Consigne 1
Répondez à ces questions à partir du texte sur Whitman :
(a) En quelle année est parue l'édition première des Feuilles d'herbes ?
(b) Qui a traduit Perspectives démocratiques ?
(c) Quel poète est nommé dans la dernière phrase ?
Consigne 2
Prolongez le texte sur Whitman en repartant de sa dernière phrase.

Texte présenté
La préface est parfaitement documentée, précieuse donc tant il est vrai que le Whitman tardif est moins connu. Se développant dans la seconde partie de sa vie, sa pensée, problématique, avait été largement évoquée par Auxeméry dans son introduction à sa traduction de Perspectives démocratiques. Problématique, Whitman le devint de plus en plus après son entrée d’un seul coup, d’un seul corps, en 1855 avec l’édition première des Feuilles d’herbes. Alors, tout à coup, ce corps se voulant autant un vaisseau poétique qu’un corps constitué de vaisseaux et d’organes poétiques, proposa sa propre image – littéralement sa propre icône… Après s’être chanté lui-même en appelant chacun à se chanter en le lisant, il voulut faire de ces tissus complexes la trame même d’une pensée, pensée d’une terre nouvelle, l’Amérique. Nouveaux corps désirés par Rimbaud que Whitman souhaita assimilés à une terra nova qui devait se détacher de l’Europe, constituer sa propre mythologie, sa propre culture, pour exister. Ce qui est important ici, me semble-t-il, c’est que cette position anticipe sur la volonté la plus authentique des avant-gardes du début du XXème siècle, qui voulurent un homme nouveau et, plus précisément en Russie, un monde totalement nouveau.
Pourquoi important ? Parce que lisant ces poèmes, j’ai été tout d’abord particulièrement frappé par leur ton révolutionnaire. On pourrait croire ces poèmes autant écrits comme un appel à une révolution politique qu’à la guerre civile que nous savons – de Sécession. Les appels frontaux à la prise d’armes, les descriptions des départs au combat, etc., notamment, sont écrits avec un lyrisme parfois hyperbolique propre aux chants révolutionnaires du siècle qui va suivre. Cela étant, Whitman ne cesse d’être lui-même, d’être lui-même dans ses poèmes, lui-même ses poèmes d’où la multiplicité des approches : choses vues, terrifiantes auprès des blessés, le traitement des cadavres, son propre chant de lui-même jamais lâché et des épigrammes parfois s’introduisant dans le corps du texte. Et comme Whitman en appelle à la subjectivité de chacun – pouvant révéler une réalité objective – j’ai pensé, dès l’ouverture, à Maïakovski.

Liste des régions d'éléments:
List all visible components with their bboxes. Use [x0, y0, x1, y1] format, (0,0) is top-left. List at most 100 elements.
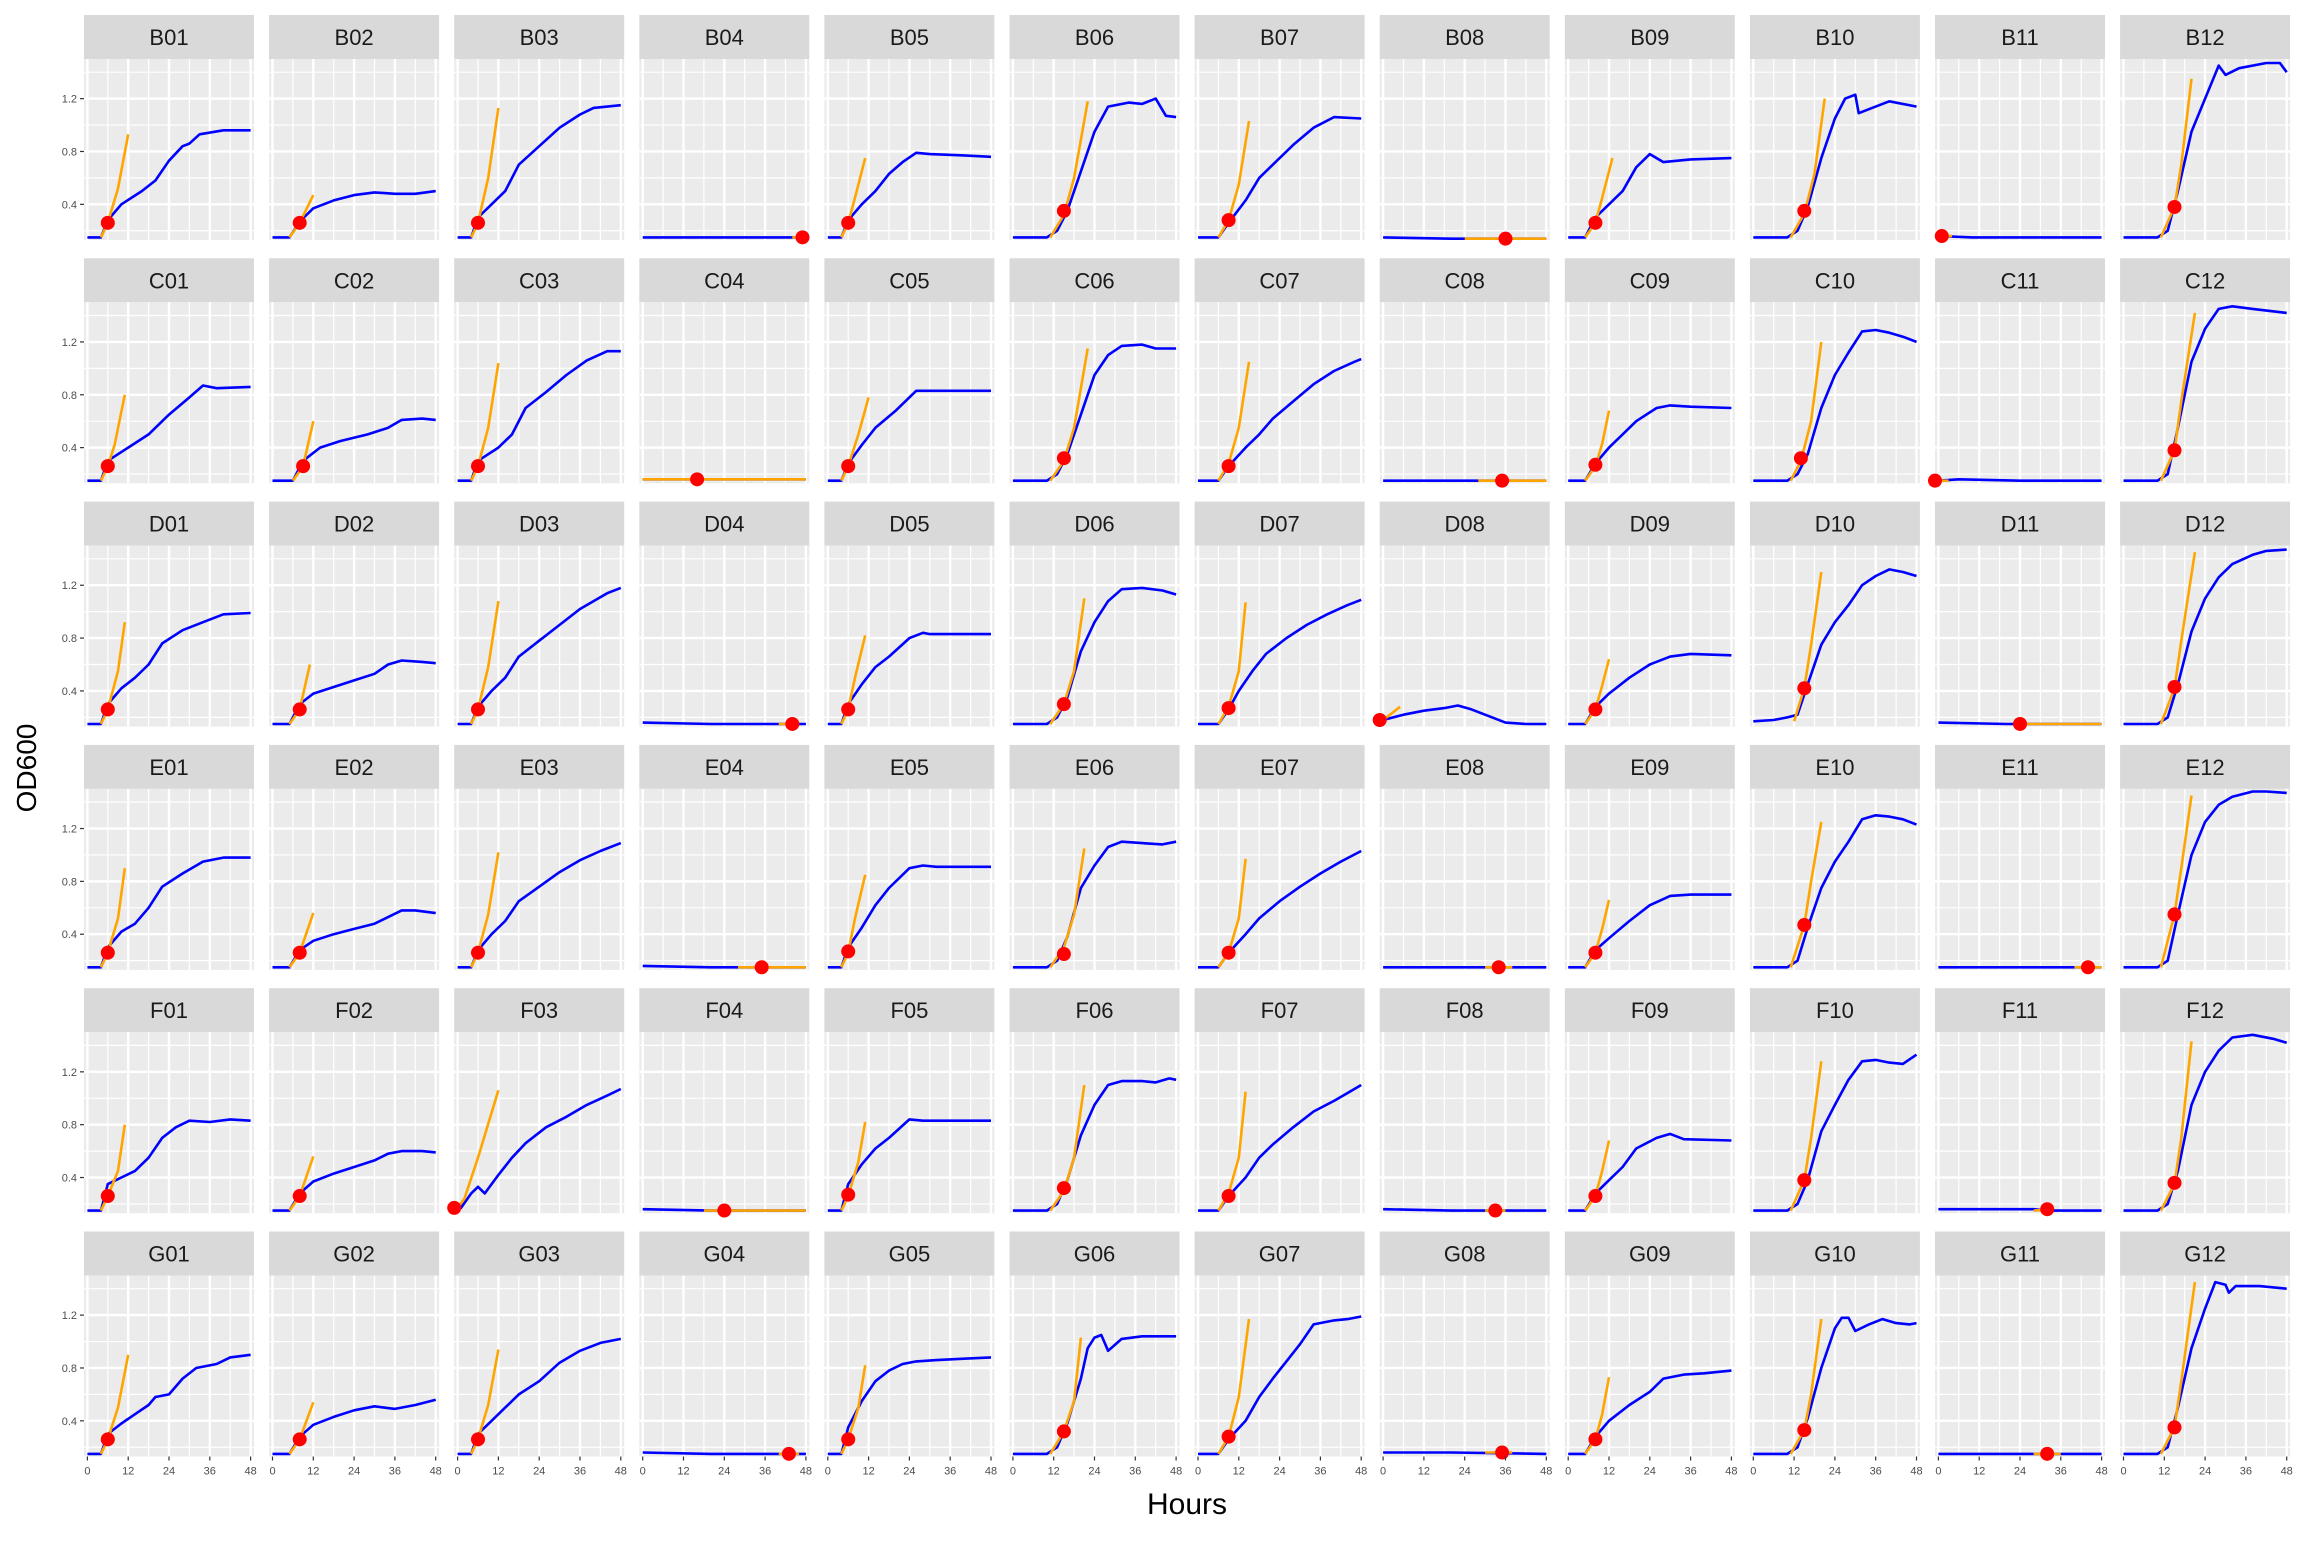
x-tick-label: 48: [244, 1466, 256, 1478]
facet-strip: [269, 258, 440, 303]
exponential-fit-line: [1217, 1091, 1247, 1212]
facet-strip-label: E01: [149, 755, 188, 780]
facet-strip: [1564, 988, 1735, 1033]
exponential-fit-line: [840, 397, 870, 482]
x-tick-label: 12: [677, 1466, 689, 1478]
x-tick-label: 36: [204, 1466, 216, 1478]
facet-strip: [1194, 744, 1365, 789]
x-tick-label: 0: [825, 1466, 831, 1478]
facet-panel-D08: D08: [1372, 501, 1550, 727]
midpoint-marker: [2040, 1446, 2055, 1461]
facet-strip-label: F02: [335, 998, 373, 1023]
x-tick-label: 0: [84, 1466, 90, 1478]
facet-strip-label: G07: [1259, 1242, 1301, 1267]
exponential-fit-line: [456, 1089, 500, 1209]
facet-panel-B04: B04: [639, 15, 810, 245]
facet-strip: [2120, 15, 2291, 59]
exponential-fit-line: [1584, 1140, 1611, 1212]
facet-strip-label: E05: [890, 755, 929, 780]
midpoint-marker: [100, 1189, 115, 1204]
growth-curve-line: [1753, 1053, 1918, 1212]
exponential-fit-line: [470, 1349, 500, 1455]
facet-strip: [1749, 988, 1920, 1033]
exponential-fit-line: [470, 600, 500, 725]
x-tick-label: 24: [1829, 1466, 1841, 1478]
facet-strip: [454, 258, 625, 303]
midpoint-marker: [2167, 199, 2182, 214]
facet-panel-D12: D12: [2120, 501, 2291, 727]
midpoint-marker: [1498, 231, 1513, 246]
x-tick-label: 0: [1750, 1466, 1756, 1478]
growth-curve-line: [456, 1087, 622, 1212]
exponential-fit-line: [1049, 348, 1089, 482]
midpoint-marker: [2040, 1202, 2055, 1217]
x-tick-label: 24: [348, 1466, 360, 1478]
facet-strip: [269, 15, 440, 59]
facet-strip-label: C10: [1815, 268, 1855, 293]
x-tick-label: 48: [1540, 1466, 1552, 1478]
facet-strip: [2120, 1231, 2291, 1276]
facet-strip: [454, 1231, 625, 1276]
facet-strip-label: G10: [1814, 1242, 1856, 1267]
facet-strip: [1009, 1231, 1180, 1276]
facet-strip: [639, 501, 810, 546]
facet-strip-label: C11: [2001, 268, 2040, 293]
y-tick-label: 0.4: [62, 686, 77, 698]
exponential-fit-line: [2159, 552, 2197, 725]
facet-strip: [1749, 15, 1920, 59]
y-tick-label: 0.8: [62, 1120, 77, 1132]
facet-panel-D09: D09: [1564, 501, 1735, 727]
facet-panel-C02: C02: [269, 258, 440, 484]
midpoint-marker: [1221, 213, 1236, 228]
facet-strip-label: E02: [335, 755, 374, 780]
growth-curve-line: [827, 1118, 991, 1212]
midpoint-marker: [1056, 203, 1071, 218]
facet-strip: [84, 1231, 254, 1276]
facet-strip-label: F08: [1446, 998, 1484, 1023]
midpoint-marker: [471, 702, 485, 717]
facet-strip: [824, 15, 995, 59]
facet-strip: [1194, 258, 1365, 303]
facet-panel-D04: D04: [639, 501, 810, 731]
facet-strip: [1379, 744, 1550, 789]
x-tick-label: 24: [1644, 1466, 1656, 1478]
facet-panel-F06: F06: [1009, 988, 1180, 1214]
facet-panel-F05: F05: [824, 988, 995, 1214]
growth-curve-line: [2123, 61, 2288, 239]
facet-panel-E09: E09: [1564, 744, 1735, 970]
x-tick-label: 36: [1314, 1466, 1326, 1478]
facet-panel-C09: C09: [1564, 258, 1735, 484]
midpoint-marker: [1056, 1424, 1071, 1439]
facet-panel-G10: G10 0 12 24 36 48: [1749, 1231, 1923, 1478]
growth-curve-line: [2123, 1280, 2287, 1456]
x-tick-label: 48: [2281, 1466, 2293, 1478]
midpoint-marker: [841, 1187, 856, 1202]
facet-panel-B02: B02: [269, 15, 440, 240]
midpoint-marker: [447, 1200, 462, 1215]
facet-strip: [1379, 258, 1550, 303]
exponential-fit-line: [840, 635, 867, 725]
facet-panel-B12: B12: [2120, 15, 2291, 240]
facet-strip-label: G08: [1444, 1242, 1486, 1267]
facet-strip: [1564, 1231, 1735, 1276]
midpoint-marker: [1056, 947, 1071, 962]
facet-strip-label: G12: [2184, 1242, 2226, 1267]
midpoint-marker: [471, 459, 485, 474]
facet-panel-C05: C05: [824, 258, 995, 484]
facet-strip: [269, 501, 440, 546]
x-tick-label: 0: [1195, 1466, 1201, 1478]
exponential-fit-line: [2159, 795, 2193, 968]
midpoint-marker: [1372, 712, 1387, 727]
facet-panel-D07: D07: [1194, 501, 1365, 727]
facet-panel-F01: F01 0.4 0.8 1.2: [62, 988, 254, 1214]
exponential-fit-line: [2159, 312, 2197, 482]
facet-panel-G03: G03 0 12 24 36 48: [454, 1231, 627, 1478]
facet-strip: [1935, 258, 2105, 303]
growth-curve-line: [1012, 97, 1177, 239]
midpoint-marker: [1056, 697, 1071, 712]
facet-strip: [824, 1231, 995, 1276]
facet-strip-label: G11: [2000, 1242, 2040, 1267]
midpoint-marker: [292, 215, 307, 230]
facet-strip: [1194, 15, 1365, 59]
facet-strip: [1194, 988, 1365, 1033]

Corrigé 1
(a) En 1855.
(b) Auxeméry.
(c) Maïakovski.

Corrigé 2
On comprendra mieux, peut-être, pourquoi j’ai ainsi introduit cette lecture… Car Maïakovski apparut sur la scène poétique avec un drame en vers pourtant son propre nom, et son premier recueil eut pour titre Je. S’il y eut influence directement whitmanienne, très lu dans la Russie prérévolutionnaire, Maïakovski ne céda à aucun mimétisme, et le rapprochement qui peut se faire est plus ontologique. Il devint lui-même corps de ses poèmes – et icône consentante –, et sa prise directe avec la Révolution provoqua une appropriation totale de cette dernière, la chanta se chantant, avec certaines conséquences stylistiques – dans un autre temps, dans une autre langue – que l’on trouve déjà chez ce Whitman voulant s’emparer de l’histoire Américaine pour inventer une Amérique unie ; comme Maïakovski s’empara de l’épopée révolutionnaire afin d’inventer une Russie absolument inédite.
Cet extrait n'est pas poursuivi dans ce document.